* WHAT THE EXERCISE ASKS *
State only the count of lines in the listing below that hold "Geräte".

* THE INPUT *

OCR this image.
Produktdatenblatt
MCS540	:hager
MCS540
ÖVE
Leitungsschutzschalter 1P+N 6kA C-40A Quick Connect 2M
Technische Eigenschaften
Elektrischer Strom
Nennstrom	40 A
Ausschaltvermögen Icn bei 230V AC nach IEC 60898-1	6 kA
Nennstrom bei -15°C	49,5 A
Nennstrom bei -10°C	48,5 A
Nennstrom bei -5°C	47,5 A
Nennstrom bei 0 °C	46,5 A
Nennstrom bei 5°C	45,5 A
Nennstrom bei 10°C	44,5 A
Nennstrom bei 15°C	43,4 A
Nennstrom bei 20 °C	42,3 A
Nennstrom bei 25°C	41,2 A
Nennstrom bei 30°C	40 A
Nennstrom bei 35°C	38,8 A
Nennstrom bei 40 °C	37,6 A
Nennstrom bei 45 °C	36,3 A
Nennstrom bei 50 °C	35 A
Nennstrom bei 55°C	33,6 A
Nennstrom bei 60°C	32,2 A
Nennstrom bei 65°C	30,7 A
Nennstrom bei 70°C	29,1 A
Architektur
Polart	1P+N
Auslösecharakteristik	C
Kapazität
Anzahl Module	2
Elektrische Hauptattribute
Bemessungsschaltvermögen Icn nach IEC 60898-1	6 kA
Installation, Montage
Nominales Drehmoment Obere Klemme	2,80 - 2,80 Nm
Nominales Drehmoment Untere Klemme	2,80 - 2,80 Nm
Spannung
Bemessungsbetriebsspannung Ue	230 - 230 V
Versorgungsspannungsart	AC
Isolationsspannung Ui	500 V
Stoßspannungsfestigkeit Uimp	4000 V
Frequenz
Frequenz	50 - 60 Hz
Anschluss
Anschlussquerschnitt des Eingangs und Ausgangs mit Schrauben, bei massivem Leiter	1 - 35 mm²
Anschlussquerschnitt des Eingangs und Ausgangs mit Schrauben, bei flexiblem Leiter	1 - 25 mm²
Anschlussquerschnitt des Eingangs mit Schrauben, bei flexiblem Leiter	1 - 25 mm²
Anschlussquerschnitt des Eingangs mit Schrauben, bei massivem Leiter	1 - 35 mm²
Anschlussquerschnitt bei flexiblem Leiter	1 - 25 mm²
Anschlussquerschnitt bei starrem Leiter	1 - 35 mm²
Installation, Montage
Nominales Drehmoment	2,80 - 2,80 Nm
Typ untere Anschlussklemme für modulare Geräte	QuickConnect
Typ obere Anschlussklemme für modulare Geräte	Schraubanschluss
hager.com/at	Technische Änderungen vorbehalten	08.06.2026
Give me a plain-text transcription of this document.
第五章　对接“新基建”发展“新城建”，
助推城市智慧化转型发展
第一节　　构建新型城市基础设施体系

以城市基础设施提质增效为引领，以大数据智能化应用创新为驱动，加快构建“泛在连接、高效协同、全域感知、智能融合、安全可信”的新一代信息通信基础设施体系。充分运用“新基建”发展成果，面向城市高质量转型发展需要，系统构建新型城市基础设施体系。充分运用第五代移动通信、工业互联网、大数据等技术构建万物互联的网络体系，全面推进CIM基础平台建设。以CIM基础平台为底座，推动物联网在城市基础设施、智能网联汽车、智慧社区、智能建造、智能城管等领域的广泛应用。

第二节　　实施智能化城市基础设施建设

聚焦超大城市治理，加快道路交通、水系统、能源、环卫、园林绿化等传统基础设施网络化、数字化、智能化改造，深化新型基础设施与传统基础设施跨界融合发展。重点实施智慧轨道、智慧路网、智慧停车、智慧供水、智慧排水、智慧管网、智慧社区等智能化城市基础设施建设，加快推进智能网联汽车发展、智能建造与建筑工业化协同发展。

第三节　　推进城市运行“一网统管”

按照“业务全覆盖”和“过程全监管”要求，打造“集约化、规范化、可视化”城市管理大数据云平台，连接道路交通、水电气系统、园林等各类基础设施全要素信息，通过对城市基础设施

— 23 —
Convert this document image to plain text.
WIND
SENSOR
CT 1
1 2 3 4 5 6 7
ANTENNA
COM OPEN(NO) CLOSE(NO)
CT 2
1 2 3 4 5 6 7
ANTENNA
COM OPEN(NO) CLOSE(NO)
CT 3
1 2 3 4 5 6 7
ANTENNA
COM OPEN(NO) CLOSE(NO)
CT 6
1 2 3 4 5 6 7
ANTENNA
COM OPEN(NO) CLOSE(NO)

* FULL ANSWER *
2